SHORT PROBLEM - The complete listing should be restated exactly.

begin GIVEN RECORDS

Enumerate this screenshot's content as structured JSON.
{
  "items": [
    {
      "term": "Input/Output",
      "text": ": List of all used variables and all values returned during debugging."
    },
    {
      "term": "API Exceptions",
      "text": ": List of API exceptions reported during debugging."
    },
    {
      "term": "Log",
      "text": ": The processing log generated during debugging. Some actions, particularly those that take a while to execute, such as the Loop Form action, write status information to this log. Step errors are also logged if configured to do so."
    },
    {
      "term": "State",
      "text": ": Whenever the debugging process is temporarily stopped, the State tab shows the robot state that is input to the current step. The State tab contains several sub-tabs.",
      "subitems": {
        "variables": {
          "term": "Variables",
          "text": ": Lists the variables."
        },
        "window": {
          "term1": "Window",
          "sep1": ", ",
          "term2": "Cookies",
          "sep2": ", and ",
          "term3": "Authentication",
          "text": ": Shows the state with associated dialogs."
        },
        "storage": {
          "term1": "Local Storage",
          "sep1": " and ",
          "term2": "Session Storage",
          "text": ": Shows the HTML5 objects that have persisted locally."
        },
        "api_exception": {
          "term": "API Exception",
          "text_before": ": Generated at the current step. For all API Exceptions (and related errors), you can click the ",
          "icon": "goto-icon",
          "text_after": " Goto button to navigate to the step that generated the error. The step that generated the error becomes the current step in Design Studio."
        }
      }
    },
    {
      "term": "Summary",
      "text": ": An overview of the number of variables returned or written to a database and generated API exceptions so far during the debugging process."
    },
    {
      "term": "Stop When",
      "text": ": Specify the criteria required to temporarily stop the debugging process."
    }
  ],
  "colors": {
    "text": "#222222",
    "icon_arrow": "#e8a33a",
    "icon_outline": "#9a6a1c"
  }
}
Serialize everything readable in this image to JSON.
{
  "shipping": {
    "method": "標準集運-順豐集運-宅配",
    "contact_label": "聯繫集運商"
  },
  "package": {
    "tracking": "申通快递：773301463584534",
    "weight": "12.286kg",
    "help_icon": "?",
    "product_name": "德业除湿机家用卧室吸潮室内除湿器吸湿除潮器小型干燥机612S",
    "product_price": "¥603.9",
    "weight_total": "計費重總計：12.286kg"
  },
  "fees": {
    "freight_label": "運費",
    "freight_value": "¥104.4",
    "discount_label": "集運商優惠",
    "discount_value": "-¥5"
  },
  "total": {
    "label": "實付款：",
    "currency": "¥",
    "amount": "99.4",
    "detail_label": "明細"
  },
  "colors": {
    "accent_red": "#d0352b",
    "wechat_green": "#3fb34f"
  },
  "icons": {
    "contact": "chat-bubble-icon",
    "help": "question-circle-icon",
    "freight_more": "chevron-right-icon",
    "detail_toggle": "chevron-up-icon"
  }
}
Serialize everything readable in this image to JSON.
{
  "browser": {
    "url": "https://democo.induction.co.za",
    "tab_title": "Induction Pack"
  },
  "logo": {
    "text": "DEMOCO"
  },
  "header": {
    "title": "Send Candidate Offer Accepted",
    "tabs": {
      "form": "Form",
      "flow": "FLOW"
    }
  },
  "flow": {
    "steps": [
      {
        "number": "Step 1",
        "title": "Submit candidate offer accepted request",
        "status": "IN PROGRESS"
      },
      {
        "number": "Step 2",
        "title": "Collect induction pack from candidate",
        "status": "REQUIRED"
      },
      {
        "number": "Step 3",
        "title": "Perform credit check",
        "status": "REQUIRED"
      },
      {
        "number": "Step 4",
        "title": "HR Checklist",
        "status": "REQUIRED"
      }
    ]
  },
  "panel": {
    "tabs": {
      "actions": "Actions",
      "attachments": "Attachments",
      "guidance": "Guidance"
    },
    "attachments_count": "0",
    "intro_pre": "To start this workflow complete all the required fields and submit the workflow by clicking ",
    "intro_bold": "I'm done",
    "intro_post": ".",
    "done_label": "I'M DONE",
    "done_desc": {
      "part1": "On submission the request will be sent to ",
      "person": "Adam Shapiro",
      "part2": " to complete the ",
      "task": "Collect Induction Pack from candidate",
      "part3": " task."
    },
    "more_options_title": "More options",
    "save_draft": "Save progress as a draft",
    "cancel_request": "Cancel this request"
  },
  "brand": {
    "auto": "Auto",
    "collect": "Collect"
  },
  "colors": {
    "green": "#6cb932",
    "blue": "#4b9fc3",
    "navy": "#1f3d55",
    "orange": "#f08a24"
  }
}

end GIVEN RECORDS

WRITTEN RESPONSE -
Enumerate this screenshot's content as structured JSON.
{
  "items": [
    {
      "term": "Input/Output",
      "text": ": List of all used variables and all values returned during debugging."
    },
    {
      "term": "API Exceptions",
      "text": ": List of API exceptions reported during debugging."
    },
    {
      "term": "Log",
      "text": ": The processing log generated during debugging. Some actions, particularly those that take a while to execute, such as the Loop Form action, write status information to this log. Step errors are also logged if configured to do so."
    },
    {
      "term": "State",
      "text": ": Whenever the debugging process is temporarily stopped, the State tab shows the robot state that is input to the current step. The State tab contains several sub-tabs.",
      "subitems": {
        "variables": {
          "term": "Variables",
          "text": ": Lists the variables."
        },
        "window": {
          "term1": "Window",
          "sep1": ", ",
          "term2": "Cookies",
          "sep2": ", and ",
          "term3": "Authentication",
          "text": ": Shows the state with associated dialogs."
        },
        "storage": {
          "term1": "Local Storage",
          "sep1": " and ",
          "term2": "Session Storage",
          "text": ": Shows the HTML5 objects that have persisted locally."
        },
        "api_exception": {
          "term": "API Exception",
          "text_before": ": Generated at the current step. For all API Exceptions (and related errors), you can click the ",
          "icon": "goto-icon",
          "text_after": " Goto button to navigate to the step that generated the error. The step that generated the error becomes the current step in Design Studio."
        }
      }
    },
    {
      "term": "Summary",
      "text": ": An overview of the number of variables returned or written to a database and generated API exceptions so far during the debugging process."
    },
    {
      "term": "Stop When",
      "text": ": Specify the criteria required to temporarily stop the debugging process."
    }
  ],
  "colors": {
    "text": "#222222",
    "icon_arrow": "#e8a33a",
    "icon_outline": "#9a6a1c"
  }
}
Serialize everything readable in this image to JSON.
{
  "shipping": {
    "method": "標準集運-順豐集運-宅配",
    "contact_label": "聯繫集運商"
  },
  "package": {
    "tracking": "申通快递：773301463584534",
    "weight": "12.286kg",
    "help_icon": "?",
    "product_name": "德业除湿机家用卧室吸潮室内除湿器吸湿除潮器小型干燥机612S",
    "product_price": "¥603.9",
    "weight_total": "計費重總計：12.286kg"
  },
  "fees": {
    "freight_label": "運費",
    "freight_value": "¥104.4",
    "discount_label": "集運商優惠",
    "discount_value": "-¥5"
  },
  "total": {
    "label": "實付款：",
    "currency": "¥",
    "amount": "99.4",
    "detail_label": "明細"
  },
  "colors": {
    "accent_red": "#d0352b",
    "wechat_green": "#3fb34f"
  },
  "icons": {
    "contact": "chat-bubble-icon",
    "help": "question-circle-icon",
    "freight_more": "chevron-right-icon",
    "detail_toggle": "chevron-up-icon"
  }
}
Serialize everything readable in this image to JSON.
{
  "browser": {
    "url": "https://democo.induction.co.za",
    "tab_title": "Induction Pack"
  },
  "logo": {
    "text": "DEMOCO"
  },
  "header": {
    "title": "Send Candidate Offer Accepted",
    "tabs": {
      "form": "Form",
      "flow": "FLOW"
    }
  },
  "flow": {
    "steps": [
      {
        "number": "Step 1",
        "title": "Submit candidate offer accepted request",
        "status": "IN PROGRESS"
      },
      {
        "number": "Step 2",
        "title": "Collect induction pack from candidate",
        "status": "REQUIRED"
      },
      {
        "number": "Step 3",
        "title": "Perform credit check",
        "status": "REQUIRED"
      },
      {
        "number": "Step 4",
        "title": "HR Checklist",
        "status": "REQUIRED"
      }
    ]
  },
  "panel": {
    "tabs": {
      "actions": "Actions",
      "attachments": "Attachments",
      "guidance": "Guidance"
    },
    "attachments_count": "0",
    "intro_pre": "To start this workflow complete all the required fields and submit the workflow by clicking ",
    "intro_bold": "I'm done",
    "intro_post": ".",
    "done_label": "I'M DONE",
    "done_desc": {
      "part1": "On submission the request will be sent to ",
      "person": "Adam Shapiro",
      "part2": " to complete the ",
      "task": "Collect Induction Pack from candidate",
      "part3": " task."
    },
    "more_options_title": "More options",
    "save_draft": "Save progress as a draft",
    "cancel_request": "Cancel this request"
  },
  "brand": {
    "auto": "Auto",
    "collect": "Collect"
  },
  "colors": {
    "green": "#6cb932",
    "blue": "#4b9fc3",
    "navy": "#1f3d55",
    "orange": "#f08a24"
  }
}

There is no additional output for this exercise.